Entries from a dataset
◆ ◆ ◆ ◆ ◆

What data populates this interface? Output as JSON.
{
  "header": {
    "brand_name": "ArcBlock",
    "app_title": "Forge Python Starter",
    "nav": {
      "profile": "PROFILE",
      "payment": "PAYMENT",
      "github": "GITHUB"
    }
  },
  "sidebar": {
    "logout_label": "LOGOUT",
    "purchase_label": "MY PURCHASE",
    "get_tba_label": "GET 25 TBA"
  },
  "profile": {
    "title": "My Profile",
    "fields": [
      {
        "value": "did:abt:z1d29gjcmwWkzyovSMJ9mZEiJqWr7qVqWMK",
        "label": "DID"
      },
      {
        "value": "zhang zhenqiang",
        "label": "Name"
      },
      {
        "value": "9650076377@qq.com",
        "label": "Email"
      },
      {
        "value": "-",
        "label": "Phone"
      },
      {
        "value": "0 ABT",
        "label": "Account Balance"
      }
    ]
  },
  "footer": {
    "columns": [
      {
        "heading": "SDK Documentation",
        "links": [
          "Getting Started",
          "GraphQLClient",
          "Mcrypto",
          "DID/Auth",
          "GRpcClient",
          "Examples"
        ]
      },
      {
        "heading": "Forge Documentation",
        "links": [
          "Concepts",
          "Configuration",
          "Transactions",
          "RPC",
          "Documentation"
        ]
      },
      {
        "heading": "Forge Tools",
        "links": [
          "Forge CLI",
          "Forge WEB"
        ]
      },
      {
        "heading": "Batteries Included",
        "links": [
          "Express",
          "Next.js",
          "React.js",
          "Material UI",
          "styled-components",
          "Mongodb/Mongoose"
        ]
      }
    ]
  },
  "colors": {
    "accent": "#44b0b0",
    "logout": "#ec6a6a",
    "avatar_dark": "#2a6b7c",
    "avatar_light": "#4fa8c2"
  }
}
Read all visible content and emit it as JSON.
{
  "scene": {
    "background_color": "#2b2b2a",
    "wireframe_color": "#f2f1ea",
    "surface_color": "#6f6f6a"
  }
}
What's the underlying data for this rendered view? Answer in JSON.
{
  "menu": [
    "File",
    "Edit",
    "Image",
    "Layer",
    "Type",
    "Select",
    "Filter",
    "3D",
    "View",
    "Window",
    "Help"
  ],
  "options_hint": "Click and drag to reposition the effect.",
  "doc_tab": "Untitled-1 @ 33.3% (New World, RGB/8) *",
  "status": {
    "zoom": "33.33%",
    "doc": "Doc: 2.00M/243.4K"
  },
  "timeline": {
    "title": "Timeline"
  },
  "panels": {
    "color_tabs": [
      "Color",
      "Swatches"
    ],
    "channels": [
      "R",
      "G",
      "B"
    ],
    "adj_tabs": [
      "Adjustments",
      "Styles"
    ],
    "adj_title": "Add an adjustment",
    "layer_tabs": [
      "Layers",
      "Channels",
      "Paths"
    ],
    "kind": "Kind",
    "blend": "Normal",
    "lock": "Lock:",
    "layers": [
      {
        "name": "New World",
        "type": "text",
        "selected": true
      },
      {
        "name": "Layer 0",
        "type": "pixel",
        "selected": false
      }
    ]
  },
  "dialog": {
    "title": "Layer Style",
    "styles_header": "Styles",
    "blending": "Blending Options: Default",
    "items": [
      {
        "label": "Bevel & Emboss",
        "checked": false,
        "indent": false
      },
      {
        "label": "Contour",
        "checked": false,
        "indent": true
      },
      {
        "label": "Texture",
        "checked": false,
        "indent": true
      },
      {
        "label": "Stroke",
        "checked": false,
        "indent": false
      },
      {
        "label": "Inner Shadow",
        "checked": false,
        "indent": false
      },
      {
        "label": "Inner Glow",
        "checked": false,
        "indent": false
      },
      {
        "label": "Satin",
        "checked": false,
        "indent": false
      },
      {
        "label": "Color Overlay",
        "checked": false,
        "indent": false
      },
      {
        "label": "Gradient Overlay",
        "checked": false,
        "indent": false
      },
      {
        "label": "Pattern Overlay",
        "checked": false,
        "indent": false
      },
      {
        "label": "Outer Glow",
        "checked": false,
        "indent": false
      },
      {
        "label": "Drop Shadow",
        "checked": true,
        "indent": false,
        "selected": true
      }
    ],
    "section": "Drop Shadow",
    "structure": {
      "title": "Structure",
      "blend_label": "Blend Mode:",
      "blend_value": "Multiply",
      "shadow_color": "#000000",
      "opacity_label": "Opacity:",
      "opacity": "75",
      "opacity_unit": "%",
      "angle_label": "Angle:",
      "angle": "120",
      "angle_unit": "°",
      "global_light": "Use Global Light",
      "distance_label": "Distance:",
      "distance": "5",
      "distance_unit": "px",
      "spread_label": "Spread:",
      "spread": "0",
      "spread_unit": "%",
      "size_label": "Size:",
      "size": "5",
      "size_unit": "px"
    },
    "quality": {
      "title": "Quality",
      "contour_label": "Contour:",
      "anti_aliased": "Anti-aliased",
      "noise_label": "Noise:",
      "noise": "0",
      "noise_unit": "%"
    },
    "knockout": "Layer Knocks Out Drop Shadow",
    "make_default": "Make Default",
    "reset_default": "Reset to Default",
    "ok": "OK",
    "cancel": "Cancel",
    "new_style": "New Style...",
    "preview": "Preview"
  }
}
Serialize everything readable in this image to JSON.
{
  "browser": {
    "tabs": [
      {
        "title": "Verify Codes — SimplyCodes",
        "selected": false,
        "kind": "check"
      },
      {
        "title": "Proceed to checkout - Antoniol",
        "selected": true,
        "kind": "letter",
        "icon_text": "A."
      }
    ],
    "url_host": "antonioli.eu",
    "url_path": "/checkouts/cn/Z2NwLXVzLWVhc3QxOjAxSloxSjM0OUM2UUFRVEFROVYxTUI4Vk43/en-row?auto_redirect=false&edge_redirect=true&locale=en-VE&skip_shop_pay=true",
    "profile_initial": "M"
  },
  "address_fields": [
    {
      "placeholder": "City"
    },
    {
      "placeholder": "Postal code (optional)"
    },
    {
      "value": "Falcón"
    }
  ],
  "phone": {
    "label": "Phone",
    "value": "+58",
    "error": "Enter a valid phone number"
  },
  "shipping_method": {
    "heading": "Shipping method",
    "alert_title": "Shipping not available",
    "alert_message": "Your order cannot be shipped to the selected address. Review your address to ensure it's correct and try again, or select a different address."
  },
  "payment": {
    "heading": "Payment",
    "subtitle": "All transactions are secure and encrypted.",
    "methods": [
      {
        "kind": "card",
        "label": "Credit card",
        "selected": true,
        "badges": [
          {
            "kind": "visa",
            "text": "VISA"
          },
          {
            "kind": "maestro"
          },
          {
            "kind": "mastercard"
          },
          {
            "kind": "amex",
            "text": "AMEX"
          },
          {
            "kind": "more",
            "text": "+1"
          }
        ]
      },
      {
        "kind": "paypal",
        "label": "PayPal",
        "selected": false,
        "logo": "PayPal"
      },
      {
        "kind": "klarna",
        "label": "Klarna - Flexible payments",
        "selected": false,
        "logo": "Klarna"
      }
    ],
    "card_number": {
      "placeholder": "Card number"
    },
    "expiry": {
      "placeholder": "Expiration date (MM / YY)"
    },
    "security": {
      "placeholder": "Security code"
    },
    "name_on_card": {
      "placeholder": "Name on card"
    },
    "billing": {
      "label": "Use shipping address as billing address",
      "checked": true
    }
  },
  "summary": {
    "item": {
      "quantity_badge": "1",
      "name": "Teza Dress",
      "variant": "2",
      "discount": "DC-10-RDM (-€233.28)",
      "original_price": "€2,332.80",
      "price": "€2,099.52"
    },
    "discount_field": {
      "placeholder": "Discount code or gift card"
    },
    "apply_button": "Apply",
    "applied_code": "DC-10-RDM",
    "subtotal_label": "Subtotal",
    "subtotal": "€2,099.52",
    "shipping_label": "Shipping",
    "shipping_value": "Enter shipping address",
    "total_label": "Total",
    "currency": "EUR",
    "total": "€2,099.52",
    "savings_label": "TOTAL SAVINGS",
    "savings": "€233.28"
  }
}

◆ ◆ ◆ ◆ ◆

SET PROBLEM: From the records given above, copy all lines containing "Default".

THE REPLY:
    "blending": "Blending Options: Default",
    "make_default": "Make Default",
    "reset_default": "Reset to Default",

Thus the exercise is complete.